╭──

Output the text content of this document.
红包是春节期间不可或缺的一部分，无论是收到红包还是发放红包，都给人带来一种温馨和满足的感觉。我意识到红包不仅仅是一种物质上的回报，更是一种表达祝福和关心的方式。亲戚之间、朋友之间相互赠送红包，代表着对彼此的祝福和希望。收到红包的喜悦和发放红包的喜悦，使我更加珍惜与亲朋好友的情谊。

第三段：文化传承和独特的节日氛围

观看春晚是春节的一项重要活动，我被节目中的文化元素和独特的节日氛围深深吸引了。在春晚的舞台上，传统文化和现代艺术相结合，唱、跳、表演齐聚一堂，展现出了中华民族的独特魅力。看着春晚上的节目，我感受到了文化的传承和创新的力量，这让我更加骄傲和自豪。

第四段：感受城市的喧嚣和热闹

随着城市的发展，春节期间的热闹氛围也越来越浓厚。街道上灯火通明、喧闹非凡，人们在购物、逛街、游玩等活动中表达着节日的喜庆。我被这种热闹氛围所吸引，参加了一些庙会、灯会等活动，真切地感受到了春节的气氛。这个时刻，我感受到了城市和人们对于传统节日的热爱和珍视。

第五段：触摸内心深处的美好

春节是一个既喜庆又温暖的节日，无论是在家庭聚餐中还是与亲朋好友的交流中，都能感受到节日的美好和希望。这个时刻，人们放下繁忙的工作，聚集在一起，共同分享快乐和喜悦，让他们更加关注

╰──
╭──

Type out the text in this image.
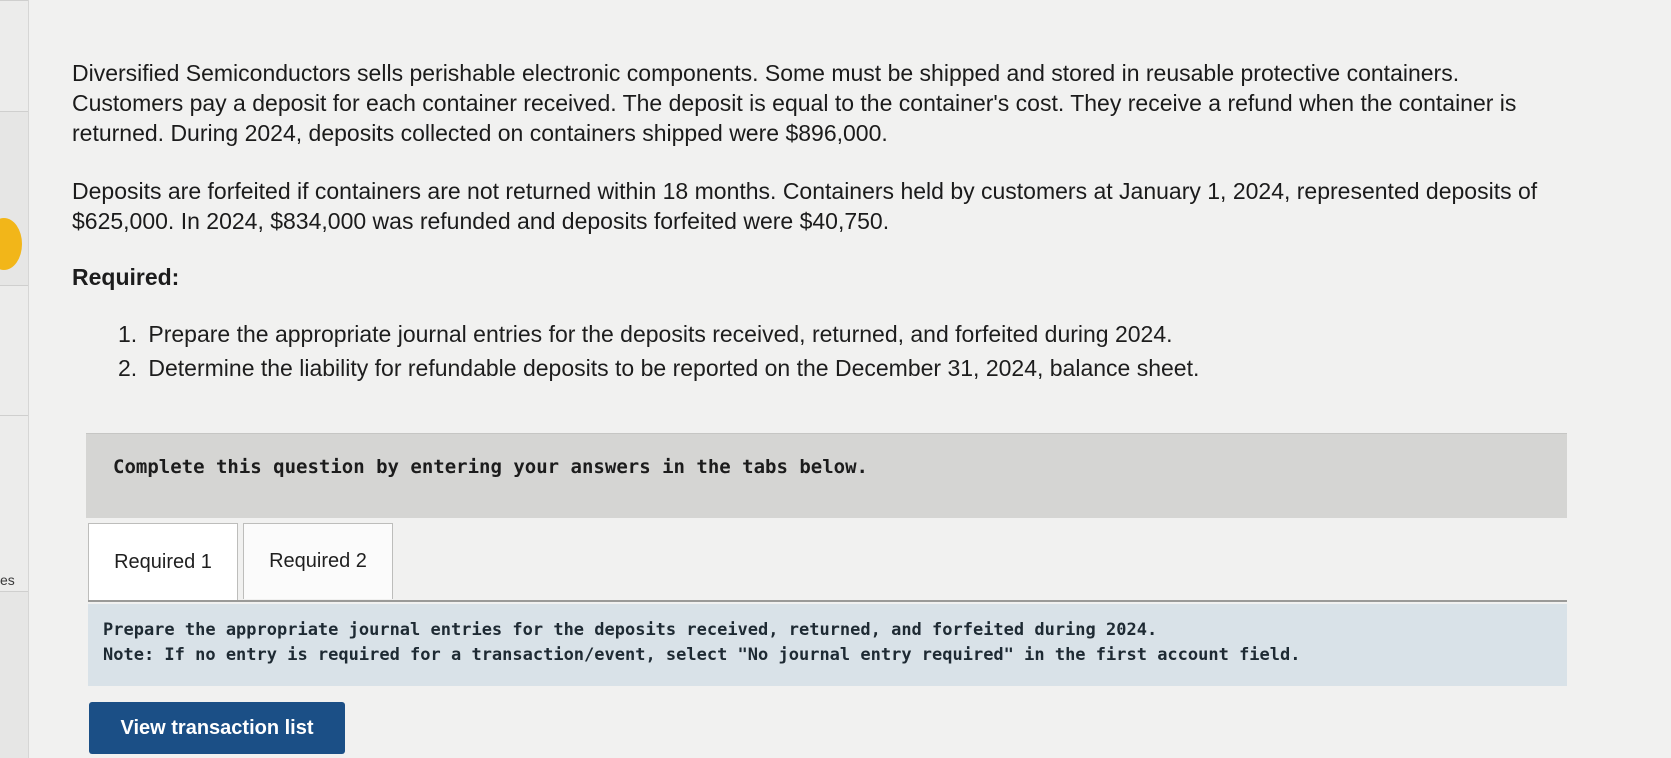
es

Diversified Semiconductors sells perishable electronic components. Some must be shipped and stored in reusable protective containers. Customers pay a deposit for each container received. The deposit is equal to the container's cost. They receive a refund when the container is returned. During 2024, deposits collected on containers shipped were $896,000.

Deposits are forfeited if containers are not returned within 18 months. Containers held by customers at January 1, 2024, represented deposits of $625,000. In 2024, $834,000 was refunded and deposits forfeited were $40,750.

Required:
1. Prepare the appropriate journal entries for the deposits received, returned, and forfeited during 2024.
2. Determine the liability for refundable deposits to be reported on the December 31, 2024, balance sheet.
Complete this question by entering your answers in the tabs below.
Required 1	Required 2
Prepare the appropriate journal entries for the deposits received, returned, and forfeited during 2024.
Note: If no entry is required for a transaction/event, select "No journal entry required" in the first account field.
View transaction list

╰──

◆ Exercise goal ◆
Report only the number of lines in the data above that contain "text".

◆ Task solution ◆
2